Print out the material that follows word for word.

▼

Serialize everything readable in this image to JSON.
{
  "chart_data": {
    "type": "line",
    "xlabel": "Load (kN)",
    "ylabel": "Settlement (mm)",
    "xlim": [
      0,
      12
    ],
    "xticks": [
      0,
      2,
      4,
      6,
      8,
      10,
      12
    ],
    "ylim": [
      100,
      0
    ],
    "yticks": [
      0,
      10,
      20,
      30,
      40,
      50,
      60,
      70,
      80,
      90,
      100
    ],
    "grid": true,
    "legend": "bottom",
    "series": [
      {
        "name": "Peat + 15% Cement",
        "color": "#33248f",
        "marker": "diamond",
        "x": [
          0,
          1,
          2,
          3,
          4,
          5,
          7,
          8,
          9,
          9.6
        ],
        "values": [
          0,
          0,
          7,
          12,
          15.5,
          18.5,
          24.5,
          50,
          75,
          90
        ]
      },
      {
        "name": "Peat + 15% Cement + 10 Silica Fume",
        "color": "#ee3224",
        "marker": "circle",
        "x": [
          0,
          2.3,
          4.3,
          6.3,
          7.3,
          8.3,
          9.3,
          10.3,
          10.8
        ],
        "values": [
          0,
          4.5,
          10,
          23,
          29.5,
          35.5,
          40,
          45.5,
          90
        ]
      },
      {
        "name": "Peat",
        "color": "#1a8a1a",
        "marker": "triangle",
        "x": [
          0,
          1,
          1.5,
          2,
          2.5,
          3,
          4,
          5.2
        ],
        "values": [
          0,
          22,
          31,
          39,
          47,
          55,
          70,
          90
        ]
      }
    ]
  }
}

▲

RESPONSE:
Serialize everything readable in this image to JSON.
{
  "chart_data": {
    "type": "line",
    "xlabel": "Load (kN)",
    "ylabel": "Settlement (mm)",
    "xlim": [
      0,
      12
    ],
    "xticks": [
      0,
      2,
      4,
      6,
      8,
      10,
      12
    ],
    "ylim": [
      100,
      0
    ],
    "yticks": [
      0,
      10,
      20,
      30,
      40,
      50,
      60,
      70,
      80,
      90,
      100
    ],
    "grid": true,
    "legend": "bottom",
    "series": [
      {
        "name": "Peat + 15% Cement",
        "color": "#33248f",
        "marker": "diamond",
        "x": [
          0,
          1,
          2,
          3,
          4,
          5,
          7,
          8,
          9,
          9.6
        ],
        "values": [
          0,
          0,
          7,
          12,
          15.5,
          18.5,
          24.5,
          50,
          75,
          90
        ]
      },
      {
        "name": "Peat + 15% Cement + 10 Silica Fume",
        "color": "#ee3224",
        "marker": "circle",
        "x": [
          0,
          2.3,
          4.3,
          6.3,
          7.3,
          8.3,
          9.3,
          10.3,
          10.8
        ],
        "values": [
          0,
          4.5,
          10,
          23,
          29.5,
          35.5,
          40,
          45.5,
          90
        ]
      },
      {
        "name": "Peat",
        "color": "#1a8a1a",
        "marker": "triangle",
        "x": [
          0,
          1,
          1.5,
          2,
          2.5,
          3,
          4,
          5.2
        ],
        "values": [
          0,
          22,
          31,
          39,
          47,
          55,
          70,
          90
        ]
      }
    ]
  }
}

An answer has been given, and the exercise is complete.